SUPPLIED ENTRIES:
%%

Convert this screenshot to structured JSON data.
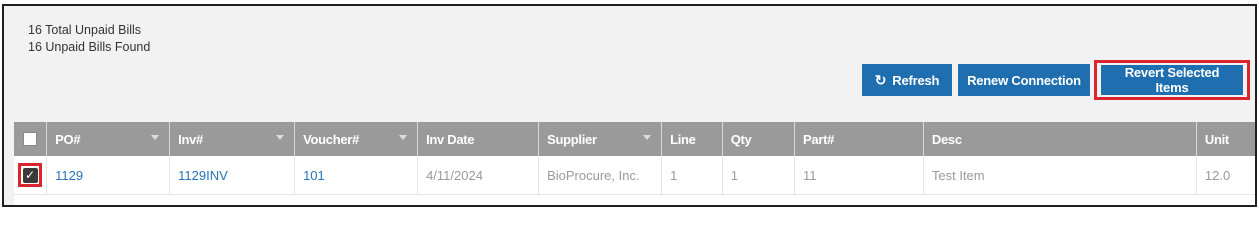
{
  "summary": {
    "total_line": "16 Total Unpaid Bills",
    "found_line": "16 Unpaid Bills Found"
  },
  "toolbar": {
    "refresh_label": "Refresh",
    "renew_label": "Renew Connection",
    "revert_label": "Revert Selected Items"
  },
  "table": {
    "columns": [
      "PO#",
      "Inv#",
      "Voucher#",
      "Inv Date",
      "Supplier",
      "Line",
      "Qty",
      "Part#",
      "Desc",
      "Unit"
    ],
    "rows": [
      {
        "checked": true,
        "po": "1129",
        "inv": "1129INV",
        "voucher": "101",
        "inv_date": "4/11/2024",
        "supplier": "BioProcure, Inc.",
        "line": "1",
        "qty": "1",
        "part": "11",
        "desc": "Test Item",
        "unit": "12.0"
      }
    ]
  },
  "colors": {
    "button_bg": "#1f6fb0",
    "header_bg": "#9a9a9a",
    "highlight": "#d9262e",
    "link": "#2a74b8"
  }
}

%%

WHAT TO DO: Within the entries above, work out how many lines contain the word "Bills". The number alone is the answer.

FULL RESPONSE: 2